Saved entries
□ □ □ □ □ □ □

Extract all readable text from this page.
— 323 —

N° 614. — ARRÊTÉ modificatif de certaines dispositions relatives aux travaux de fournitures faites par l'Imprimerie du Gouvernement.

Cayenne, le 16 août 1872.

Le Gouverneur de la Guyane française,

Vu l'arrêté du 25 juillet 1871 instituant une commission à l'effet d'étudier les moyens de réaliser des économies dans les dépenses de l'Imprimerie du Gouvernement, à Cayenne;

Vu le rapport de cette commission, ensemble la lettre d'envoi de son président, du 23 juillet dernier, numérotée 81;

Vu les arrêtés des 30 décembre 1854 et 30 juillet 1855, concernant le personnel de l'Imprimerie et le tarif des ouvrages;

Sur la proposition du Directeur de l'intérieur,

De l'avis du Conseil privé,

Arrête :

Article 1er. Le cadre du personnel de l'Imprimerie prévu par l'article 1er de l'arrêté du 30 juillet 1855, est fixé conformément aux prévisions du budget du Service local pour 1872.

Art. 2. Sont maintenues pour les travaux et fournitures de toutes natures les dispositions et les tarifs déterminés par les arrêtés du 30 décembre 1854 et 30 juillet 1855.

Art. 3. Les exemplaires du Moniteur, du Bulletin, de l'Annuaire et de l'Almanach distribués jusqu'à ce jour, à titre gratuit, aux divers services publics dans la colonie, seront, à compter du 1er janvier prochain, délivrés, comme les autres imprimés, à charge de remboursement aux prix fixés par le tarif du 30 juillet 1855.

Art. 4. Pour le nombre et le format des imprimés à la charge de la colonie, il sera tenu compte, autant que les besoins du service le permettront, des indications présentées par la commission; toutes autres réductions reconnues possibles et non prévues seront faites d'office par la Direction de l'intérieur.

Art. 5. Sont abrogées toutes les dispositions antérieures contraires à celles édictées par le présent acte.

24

□ □ □ □ □ □ □

▶ Short exercise: From the first line to the last, retype the data exactly.

▶ Response to the exercise:
Extract all readable text from this page.
— 323 —

N° 614. — ARRÊTÉ modificatif de certaines dispositions relatives aux travaux de fournitures faites par l'Imprimerie du Gouvernement.

Cayenne, le 16 août 1872.

Le Gouverneur de la Guyane française,

Vu l'arrêté du 25 juillet 1871 instituant une commission à l'effet d'étudier les moyens de réaliser des économies dans les dépenses de l'Imprimerie du Gouvernement, à Cayenne;

Vu le rapport de cette commission, ensemble la lettre d'envoi de son président, du 23 juillet dernier, numérotée 81;

Vu les arrêtés des 30 décembre 1854 et 30 juillet 1855, concernant le personnel de l'Imprimerie et le tarif des ouvrages;

Sur la proposition du Directeur de l'intérieur,

De l'avis du Conseil privé,

Arrête :

Article 1er. Le cadre du personnel de l'Imprimerie prévu par l'article 1er de l'arrêté du 30 juillet 1855, est fixé conformément aux prévisions du budget du Service local pour 1872.

Art. 2. Sont maintenues pour les travaux et fournitures de toutes natures les dispositions et les tarifs déterminés par les arrêtés du 30 décembre 1854 et 30 juillet 1855.

Art. 3. Les exemplaires du Moniteur, du Bulletin, de l'Annuaire et de l'Almanach distribués jusqu'à ce jour, à titre gratuit, aux divers services publics dans la colonie, seront, à compter du 1er janvier prochain, délivrés, comme les autres imprimés, à charge de remboursement aux prix fixés par le tarif du 30 juillet 1855.

Art. 4. Pour le nombre et le format des imprimés à la charge de la colonie, il sera tenu compte, autant que les besoins du service le permettront, des indications présentées par la commission; toutes autres réductions reconnues possibles et non prévues seront faites d'office par la Direction de l'intérieur.

Art. 5. Sont abrogées toutes les dispositions antérieures contraires à celles édictées par le présent acte.

24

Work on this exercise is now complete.